What you will do: Transcribe each record exactly. Include every one.
──────── Provided entries ────────
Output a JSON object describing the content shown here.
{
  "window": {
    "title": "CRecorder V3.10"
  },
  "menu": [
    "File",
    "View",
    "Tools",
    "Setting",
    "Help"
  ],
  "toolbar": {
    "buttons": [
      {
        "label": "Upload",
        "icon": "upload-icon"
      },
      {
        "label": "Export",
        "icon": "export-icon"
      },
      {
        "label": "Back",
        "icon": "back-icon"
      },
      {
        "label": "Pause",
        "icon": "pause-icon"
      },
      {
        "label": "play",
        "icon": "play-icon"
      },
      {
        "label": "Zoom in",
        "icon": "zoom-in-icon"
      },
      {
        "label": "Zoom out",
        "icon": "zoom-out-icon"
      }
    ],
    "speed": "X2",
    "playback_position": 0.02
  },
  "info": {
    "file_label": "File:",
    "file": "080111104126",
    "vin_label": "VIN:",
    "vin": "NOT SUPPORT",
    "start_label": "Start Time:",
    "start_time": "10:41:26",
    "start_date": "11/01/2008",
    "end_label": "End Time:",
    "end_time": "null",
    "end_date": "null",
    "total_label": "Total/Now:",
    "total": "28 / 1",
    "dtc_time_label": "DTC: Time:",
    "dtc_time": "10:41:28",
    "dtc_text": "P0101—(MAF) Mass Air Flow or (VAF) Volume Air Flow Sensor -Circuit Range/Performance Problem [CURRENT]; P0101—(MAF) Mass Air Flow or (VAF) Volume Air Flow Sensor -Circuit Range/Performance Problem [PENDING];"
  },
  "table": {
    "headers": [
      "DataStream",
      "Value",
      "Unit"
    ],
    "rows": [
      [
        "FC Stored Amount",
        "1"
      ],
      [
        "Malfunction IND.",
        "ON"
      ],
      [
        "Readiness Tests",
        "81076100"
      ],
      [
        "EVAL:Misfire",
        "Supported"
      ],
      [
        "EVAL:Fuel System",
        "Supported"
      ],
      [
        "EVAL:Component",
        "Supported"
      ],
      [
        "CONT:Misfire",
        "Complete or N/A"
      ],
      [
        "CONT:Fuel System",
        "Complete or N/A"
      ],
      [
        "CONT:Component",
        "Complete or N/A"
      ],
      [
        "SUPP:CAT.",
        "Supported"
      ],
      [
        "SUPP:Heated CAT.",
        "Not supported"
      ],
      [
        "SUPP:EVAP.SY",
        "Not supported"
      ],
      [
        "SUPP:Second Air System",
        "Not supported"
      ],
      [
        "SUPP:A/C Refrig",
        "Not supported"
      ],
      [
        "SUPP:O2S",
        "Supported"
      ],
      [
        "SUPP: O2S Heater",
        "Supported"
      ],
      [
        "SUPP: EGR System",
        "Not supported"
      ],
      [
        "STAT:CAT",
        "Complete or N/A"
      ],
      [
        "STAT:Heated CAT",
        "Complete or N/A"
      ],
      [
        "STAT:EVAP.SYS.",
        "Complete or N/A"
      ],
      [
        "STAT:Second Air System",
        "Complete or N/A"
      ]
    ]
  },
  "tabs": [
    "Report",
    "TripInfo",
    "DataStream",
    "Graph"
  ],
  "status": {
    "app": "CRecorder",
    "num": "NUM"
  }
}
────────
Correct answer:
Output a JSON object describing the content shown here.
{
  "window": {
    "title": "CRecorder V3.10"
  },
  "menu": [
    "File",
    "View",
    "Tools",
    "Setting",
    "Help"
  ],
  "toolbar": {
    "buttons": [
      {
        "label": "Upload",
        "icon": "upload-icon"
      },
      {
        "label": "Export",
        "icon": "export-icon"
      },
      {
        "label": "Back",
        "icon": "back-icon"
      },
      {
        "label": "Pause",
        "icon": "pause-icon"
      },
      {
        "label": "play",
        "icon": "play-icon"
      },
      {
        "label": "Zoom in",
        "icon": "zoom-in-icon"
      },
      {
        "label": "Zoom out",
        "icon": "zoom-out-icon"
      }
    ],
    "speed": "X2",
    "playback_position": 0.02
  },
  "info": {
    "file_label": "File:",
    "file": "080111104126",
    "vin_label": "VIN:",
    "vin": "NOT SUPPORT",
    "start_label": "Start Time:",
    "start_time": "10:41:26",
    "start_date": "11/01/2008",
    "end_label": "End Time:",
    "end_time": "null",
    "end_date": "null",
    "total_label": "Total/Now:",
    "total": "28 / 1",
    "dtc_time_label": "DTC: Time:",
    "dtc_time": "10:41:28",
    "dtc_text": "P0101—(MAF) Mass Air Flow or (VAF) Volume Air Flow Sensor -Circuit Range/Performance Problem [CURRENT]; P0101—(MAF) Mass Air Flow or (VAF) Volume Air Flow Sensor -Circuit Range/Performance Problem [PENDING];"
  },
  "table": {
    "headers": [
      "DataStream",
      "Value",
      "Unit"
    ],
    "rows": [
      [
        "FC Stored Amount",
        "1"
      ],
      [
        "Malfunction IND.",
        "ON"
      ],
      [
        "Readiness Tests",
        "81076100"
      ],
      [
        "EVAL:Misfire",
        "Supported"
      ],
      [
        "EVAL:Fuel System",
        "Supported"
      ],
      [
        "EVAL:Component",
        "Supported"
      ],
      [
        "CONT:Misfire",
        "Complete or N/A"
      ],
      [
        "CONT:Fuel System",
        "Complete or N/A"
      ],
      [
        "CONT:Component",
        "Complete or N/A"
      ],
      [
        "SUPP:CAT.",
        "Supported"
      ],
      [
        "SUPP:Heated CAT.",
        "Not supported"
      ],
      [
        "SUPP:EVAP.SY",
        "Not supported"
      ],
      [
        "SUPP:Second Air System",
        "Not supported"
      ],
      [
        "SUPP:A/C Refrig",
        "Not supported"
      ],
      [
        "SUPP:O2S",
        "Supported"
      ],
      [
        "SUPP: O2S Heater",
        "Supported"
      ],
      [
        "SUPP: EGR System",
        "Not supported"
      ],
      [
        "STAT:CAT",
        "Complete or N/A"
      ],
      [
        "STAT:Heated CAT",
        "Complete or N/A"
      ],
      [
        "STAT:EVAP.SYS.",
        "Complete or N/A"
      ],
      [
        "STAT:Second Air System",
        "Complete or N/A"
      ]
    ]
  },
  "tabs": [
    "Report",
    "TripInfo",
    "DataStream",
    "Graph"
  ],
  "status": {
    "app": "CRecorder",
    "num": "NUM"
  }
}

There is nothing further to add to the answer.